(Figure collection entries)

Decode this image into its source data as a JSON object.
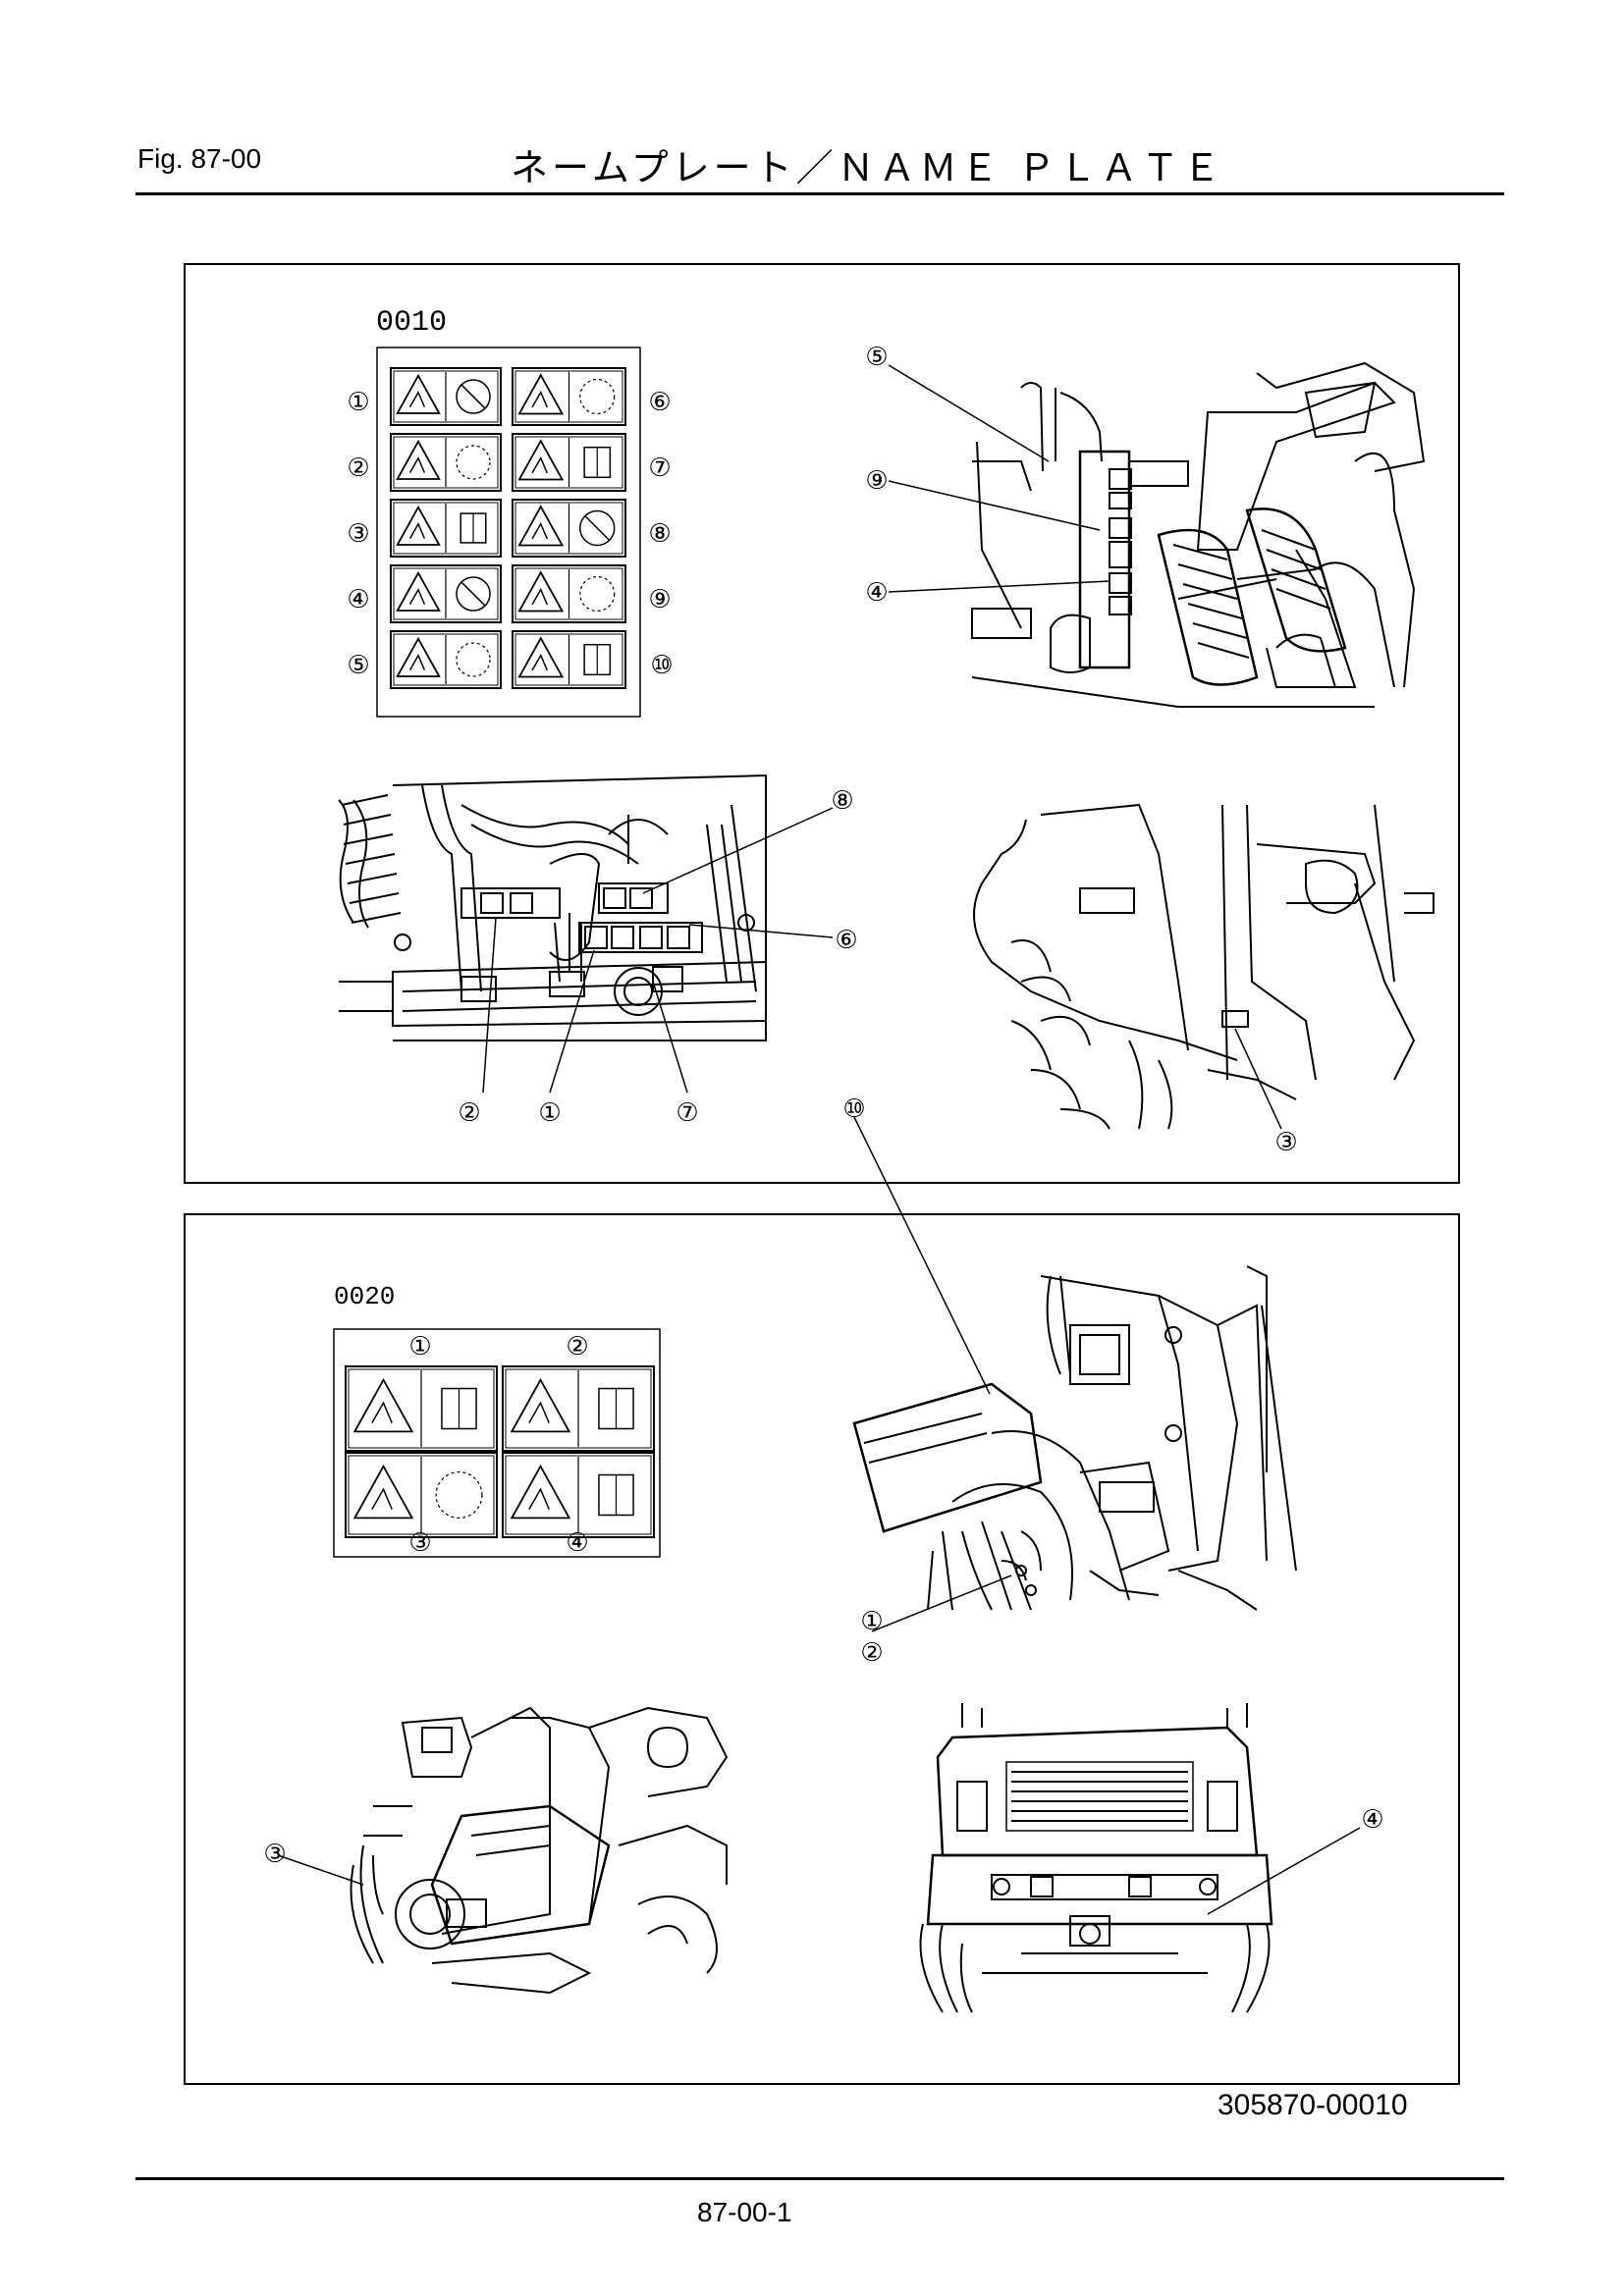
{
  "header": {
    "fig": "Fig.  87-00",
    "title": "ネームプレート／ＮＡＭＥ ＰＬＡＴＥ"
  },
  "section1": {
    "part_no": "0010",
    "sheet_left": [
      "①",
      "②",
      "③",
      "④",
      "⑤"
    ],
    "sheet_right": [
      "⑥",
      "⑦",
      "⑧",
      "⑨",
      "⑩"
    ]
  },
  "section2": {
    "part_no": "0020",
    "sheet_top": [
      "①",
      "②"
    ],
    "sheet_bottom": [
      "③",
      "④"
    ]
  },
  "callouts": {
    "pedals": [
      "⑤",
      "⑨",
      "④"
    ],
    "engine": [
      "⑧",
      "⑥",
      "②",
      "①",
      "⑦"
    ],
    "fender": [
      "③"
    ],
    "boom_top": [
      "⑩"
    ],
    "boom_side": [
      "①",
      "②"
    ],
    "rear_left": [
      "③"
    ],
    "rear_right": [
      "④"
    ]
  },
  "footer": {
    "drawing_no": "305870-00010",
    "page": "87-00-1"
  }
}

Short exercise:
Copy all the records above exactly, but leave out the pictures.

Expected answer:
Decode this image into its source data as a JSON object.
{
  "header": {
    "fig": "Fig.  87-00",
    "title": "ネームプレート／ＮＡＭＥ ＰＬＡＴＥ"
  },
  "section1": {
    "part_no": "0010",
    "sheet_left": [
      "①",
      "②",
      "③",
      "④",
      "⑤"
    ],
    "sheet_right": [
      "⑥",
      "⑦",
      "⑧",
      "⑨",
      "⑩"
    ]
  },
  "section2": {
    "part_no": "0020",
    "sheet_top": [
      "①",
      "②"
    ],
    "sheet_bottom": [
      "③",
      "④"
    ]
  },
  "callouts": {
    "pedals": [
      "⑤",
      "⑨",
      "④"
    ],
    "engine": [
      "⑧",
      "⑥",
      "②",
      "①",
      "⑦"
    ],
    "fender": [
      "③"
    ],
    "boom_top": [
      "⑩"
    ],
    "boom_side": [
      "①",
      "②"
    ],
    "rear_left": [
      "③"
    ],
    "rear_right": [
      "④"
    ]
  },
  "footer": {
    "drawing_no": "305870-00010",
    "page": "87-00-1"
  }
}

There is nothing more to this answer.